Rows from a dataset
──────────────────────────────

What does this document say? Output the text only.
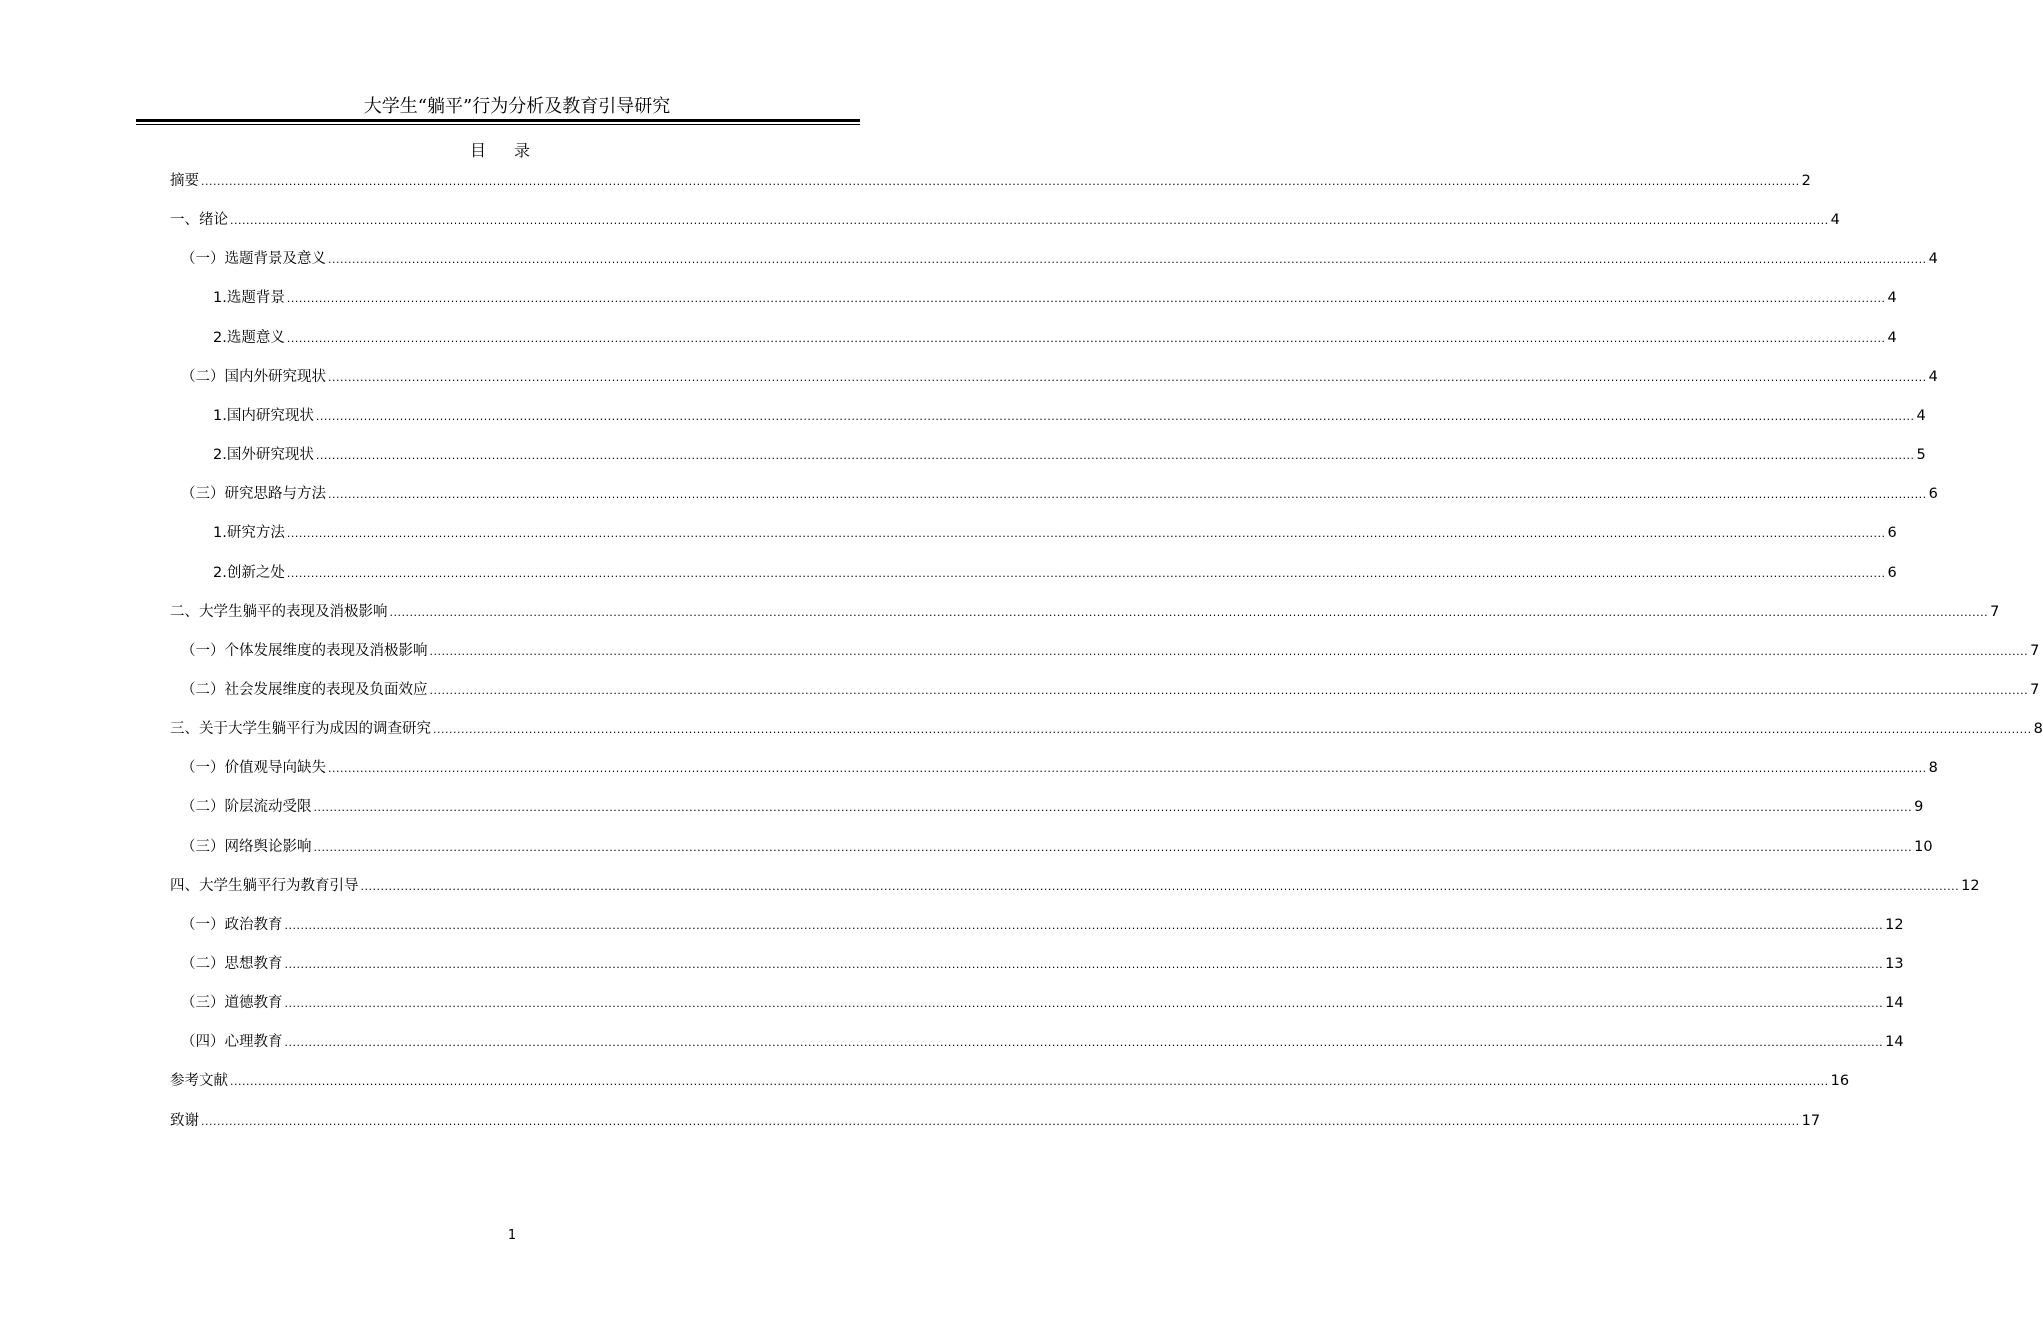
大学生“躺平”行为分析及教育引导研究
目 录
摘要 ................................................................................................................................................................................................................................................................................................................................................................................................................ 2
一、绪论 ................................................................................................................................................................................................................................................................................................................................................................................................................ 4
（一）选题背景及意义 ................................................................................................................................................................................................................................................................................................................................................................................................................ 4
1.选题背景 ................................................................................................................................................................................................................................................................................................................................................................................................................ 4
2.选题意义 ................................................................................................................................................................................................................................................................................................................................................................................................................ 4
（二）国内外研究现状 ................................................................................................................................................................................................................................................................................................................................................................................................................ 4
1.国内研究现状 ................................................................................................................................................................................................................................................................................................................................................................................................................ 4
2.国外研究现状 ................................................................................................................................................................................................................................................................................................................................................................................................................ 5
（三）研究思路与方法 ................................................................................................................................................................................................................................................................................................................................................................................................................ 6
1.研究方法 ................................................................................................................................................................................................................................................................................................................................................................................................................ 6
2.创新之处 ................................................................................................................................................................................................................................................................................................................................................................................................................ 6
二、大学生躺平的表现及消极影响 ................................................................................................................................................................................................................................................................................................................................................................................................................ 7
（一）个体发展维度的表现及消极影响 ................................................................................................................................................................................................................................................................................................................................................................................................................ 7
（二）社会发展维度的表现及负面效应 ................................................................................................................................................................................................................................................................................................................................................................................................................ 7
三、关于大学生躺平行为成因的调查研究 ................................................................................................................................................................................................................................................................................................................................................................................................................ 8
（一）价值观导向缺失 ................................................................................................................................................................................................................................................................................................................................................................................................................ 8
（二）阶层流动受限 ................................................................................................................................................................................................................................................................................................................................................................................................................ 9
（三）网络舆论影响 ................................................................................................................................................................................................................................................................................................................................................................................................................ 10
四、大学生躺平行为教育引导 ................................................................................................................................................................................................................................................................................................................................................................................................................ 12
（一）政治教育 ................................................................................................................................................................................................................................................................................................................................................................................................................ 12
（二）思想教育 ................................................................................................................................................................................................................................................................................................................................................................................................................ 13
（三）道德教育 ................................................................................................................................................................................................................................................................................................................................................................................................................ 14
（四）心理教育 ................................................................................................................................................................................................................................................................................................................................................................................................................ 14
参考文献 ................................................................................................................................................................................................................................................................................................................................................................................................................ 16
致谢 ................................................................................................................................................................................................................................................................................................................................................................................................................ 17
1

──────────────────────────────

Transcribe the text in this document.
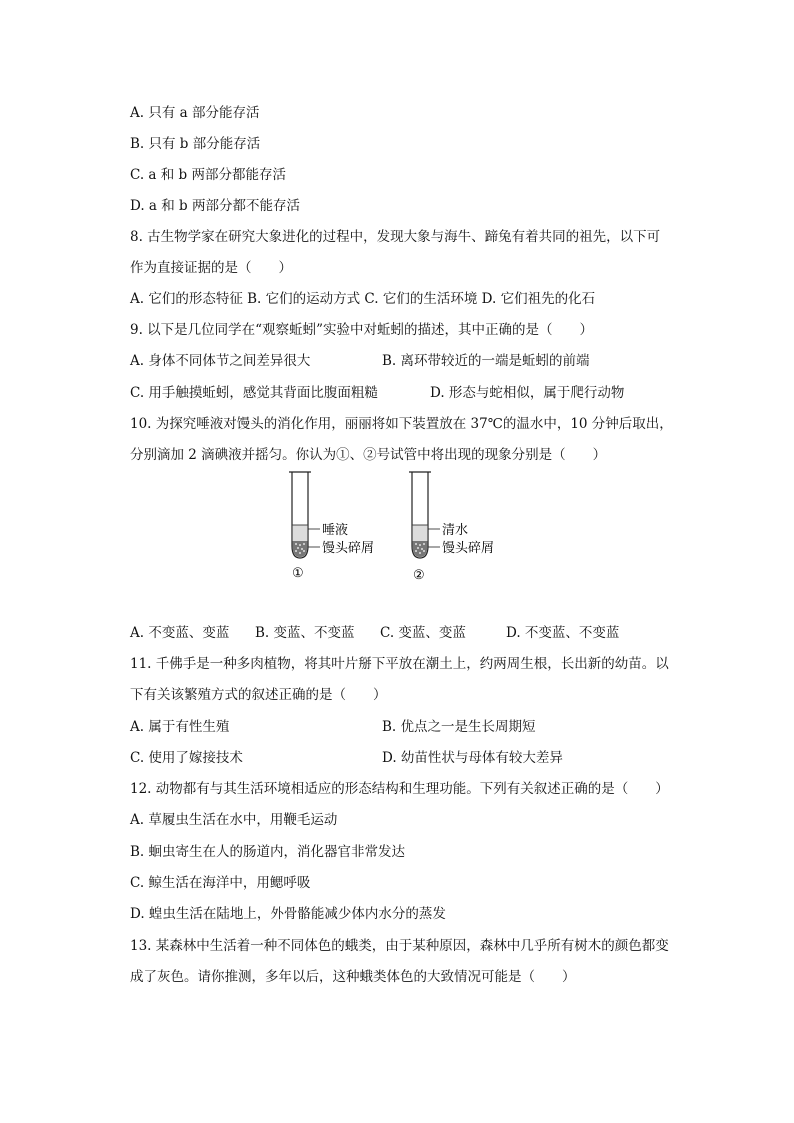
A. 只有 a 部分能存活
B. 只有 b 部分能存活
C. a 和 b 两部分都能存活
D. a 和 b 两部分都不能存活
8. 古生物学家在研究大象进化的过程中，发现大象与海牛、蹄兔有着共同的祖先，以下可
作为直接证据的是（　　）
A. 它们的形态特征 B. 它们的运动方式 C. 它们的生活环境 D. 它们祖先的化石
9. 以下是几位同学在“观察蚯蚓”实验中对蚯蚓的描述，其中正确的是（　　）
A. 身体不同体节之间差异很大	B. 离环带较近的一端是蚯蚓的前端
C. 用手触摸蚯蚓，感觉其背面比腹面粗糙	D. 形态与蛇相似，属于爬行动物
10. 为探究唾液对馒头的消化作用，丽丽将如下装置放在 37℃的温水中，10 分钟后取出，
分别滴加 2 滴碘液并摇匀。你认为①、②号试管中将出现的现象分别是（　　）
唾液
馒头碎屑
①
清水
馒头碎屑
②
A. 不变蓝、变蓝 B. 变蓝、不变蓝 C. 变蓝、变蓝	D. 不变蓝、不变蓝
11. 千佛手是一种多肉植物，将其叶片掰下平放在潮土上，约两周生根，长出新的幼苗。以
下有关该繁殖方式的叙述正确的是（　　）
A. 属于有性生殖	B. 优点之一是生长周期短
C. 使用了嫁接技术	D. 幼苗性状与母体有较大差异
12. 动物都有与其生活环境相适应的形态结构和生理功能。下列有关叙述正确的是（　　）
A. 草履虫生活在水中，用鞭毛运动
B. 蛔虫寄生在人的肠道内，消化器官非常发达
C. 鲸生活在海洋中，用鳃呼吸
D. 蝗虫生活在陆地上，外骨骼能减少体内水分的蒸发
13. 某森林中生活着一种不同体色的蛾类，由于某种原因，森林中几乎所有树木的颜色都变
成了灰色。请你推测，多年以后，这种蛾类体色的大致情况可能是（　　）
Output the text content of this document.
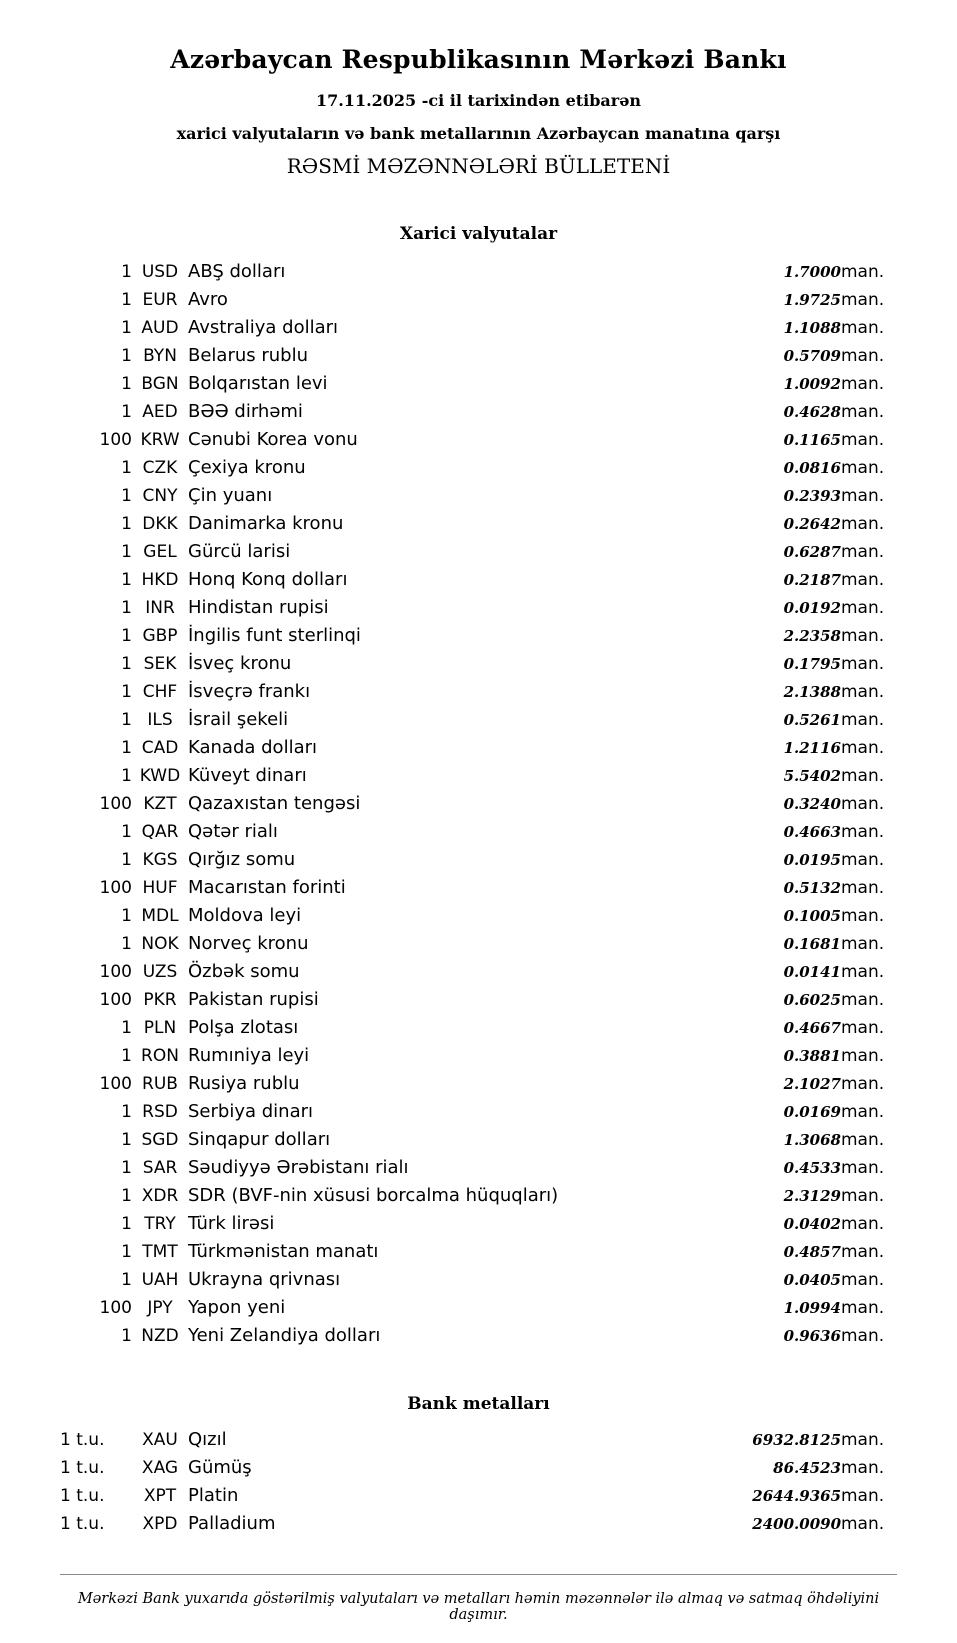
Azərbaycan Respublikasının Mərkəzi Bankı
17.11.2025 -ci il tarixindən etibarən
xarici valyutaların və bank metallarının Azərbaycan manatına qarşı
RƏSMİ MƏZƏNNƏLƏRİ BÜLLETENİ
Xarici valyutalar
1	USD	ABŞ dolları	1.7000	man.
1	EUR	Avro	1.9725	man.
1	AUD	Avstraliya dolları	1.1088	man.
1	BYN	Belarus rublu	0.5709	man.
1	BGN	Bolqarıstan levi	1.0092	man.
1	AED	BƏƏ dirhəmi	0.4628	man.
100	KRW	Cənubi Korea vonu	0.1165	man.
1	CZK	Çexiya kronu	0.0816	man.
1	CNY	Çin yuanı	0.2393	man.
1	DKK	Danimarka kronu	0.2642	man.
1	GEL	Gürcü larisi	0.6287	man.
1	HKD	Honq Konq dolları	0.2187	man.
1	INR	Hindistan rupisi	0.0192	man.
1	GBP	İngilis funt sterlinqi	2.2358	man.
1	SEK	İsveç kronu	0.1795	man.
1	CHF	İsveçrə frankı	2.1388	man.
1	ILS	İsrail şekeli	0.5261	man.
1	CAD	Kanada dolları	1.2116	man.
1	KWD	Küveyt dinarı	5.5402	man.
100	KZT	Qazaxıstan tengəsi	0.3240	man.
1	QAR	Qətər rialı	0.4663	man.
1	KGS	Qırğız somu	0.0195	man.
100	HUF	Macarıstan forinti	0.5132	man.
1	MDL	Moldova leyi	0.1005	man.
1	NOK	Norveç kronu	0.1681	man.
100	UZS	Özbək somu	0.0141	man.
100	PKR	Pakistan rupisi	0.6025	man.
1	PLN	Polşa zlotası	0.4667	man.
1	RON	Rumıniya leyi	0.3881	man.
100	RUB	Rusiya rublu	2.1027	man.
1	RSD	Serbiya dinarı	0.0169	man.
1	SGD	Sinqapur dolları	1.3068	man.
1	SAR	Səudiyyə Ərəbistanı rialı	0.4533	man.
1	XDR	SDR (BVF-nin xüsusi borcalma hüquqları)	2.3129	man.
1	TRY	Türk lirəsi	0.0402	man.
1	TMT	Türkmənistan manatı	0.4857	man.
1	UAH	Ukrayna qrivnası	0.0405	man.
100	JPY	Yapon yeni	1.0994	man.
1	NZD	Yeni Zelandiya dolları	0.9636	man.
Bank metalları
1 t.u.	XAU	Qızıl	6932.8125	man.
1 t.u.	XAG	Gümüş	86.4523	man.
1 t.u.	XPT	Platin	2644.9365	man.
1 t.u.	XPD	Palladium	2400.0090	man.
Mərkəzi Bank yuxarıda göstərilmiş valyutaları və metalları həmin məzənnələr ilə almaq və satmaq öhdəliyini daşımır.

──────────────────────────────

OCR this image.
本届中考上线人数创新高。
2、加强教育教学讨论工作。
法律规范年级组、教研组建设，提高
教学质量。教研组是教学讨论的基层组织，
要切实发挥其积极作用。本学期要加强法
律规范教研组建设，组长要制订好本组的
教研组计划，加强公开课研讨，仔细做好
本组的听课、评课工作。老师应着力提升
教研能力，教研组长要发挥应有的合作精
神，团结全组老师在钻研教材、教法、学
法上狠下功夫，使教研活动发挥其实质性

──────────────────────────────

• TASK INSTRUCTIONS
Show each line in the entries that holds the string "rialı".

• RESULT
1	QAR	Qətər rialı	0.4663	man.
1	SAR	Səudiyyə Ərəbistanı rialı	0.4533	man.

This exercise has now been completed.